(Dataset excerpt)
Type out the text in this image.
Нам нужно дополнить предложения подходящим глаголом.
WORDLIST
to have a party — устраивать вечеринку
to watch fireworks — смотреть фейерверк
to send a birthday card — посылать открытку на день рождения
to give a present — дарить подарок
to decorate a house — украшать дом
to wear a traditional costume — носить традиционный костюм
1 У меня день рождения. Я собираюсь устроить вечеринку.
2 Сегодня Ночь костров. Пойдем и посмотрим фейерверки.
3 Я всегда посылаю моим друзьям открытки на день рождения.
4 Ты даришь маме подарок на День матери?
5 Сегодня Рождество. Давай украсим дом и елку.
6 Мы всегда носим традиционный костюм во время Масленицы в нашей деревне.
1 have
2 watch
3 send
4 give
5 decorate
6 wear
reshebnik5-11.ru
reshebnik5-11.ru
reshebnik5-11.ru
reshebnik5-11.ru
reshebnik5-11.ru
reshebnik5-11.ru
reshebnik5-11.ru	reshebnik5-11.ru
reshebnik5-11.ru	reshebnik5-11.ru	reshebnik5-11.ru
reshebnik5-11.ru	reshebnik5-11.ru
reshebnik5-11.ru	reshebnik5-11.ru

[THE REQUEST]
Quote all the records exactly, please, leaving none out.

[SOLUTION TO THE PROBLEM]
Type out the text in this image.
Нам нужно дополнить предложения подходящим глаголом.
WORDLIST
to have a party — устраивать вечеринку
to watch fireworks — смотреть фейерверк
to send a birthday card — посылать открытку на день рождения
to give a present — дарить подарок
to decorate a house — украшать дом
to wear a traditional costume — носить традиционный костюм
1 У меня день рождения. Я собираюсь устроить вечеринку.
2 Сегодня Ночь костров. Пойдем и посмотрим фейерверки.
3 Я всегда посылаю моим друзьям открытки на день рождения.
4 Ты даришь маме подарок на День матери?
5 Сегодня Рождество. Давай украсим дом и елку.
6 Мы всегда носим традиционный костюм во время Масленицы в нашей деревне.
1 have
2 watch
3 send
4 give
5 decorate
6 wear
reshebnik5-11.ru
reshebnik5-11.ru
reshebnik5-11.ru
reshebnik5-11.ru
reshebnik5-11.ru
reshebnik5-11.ru
reshebnik5-11.ru	reshebnik5-11.ru
reshebnik5-11.ru	reshebnik5-11.ru	reshebnik5-11.ru
reshebnik5-11.ru	reshebnik5-11.ru
reshebnik5-11.ru	reshebnik5-11.ru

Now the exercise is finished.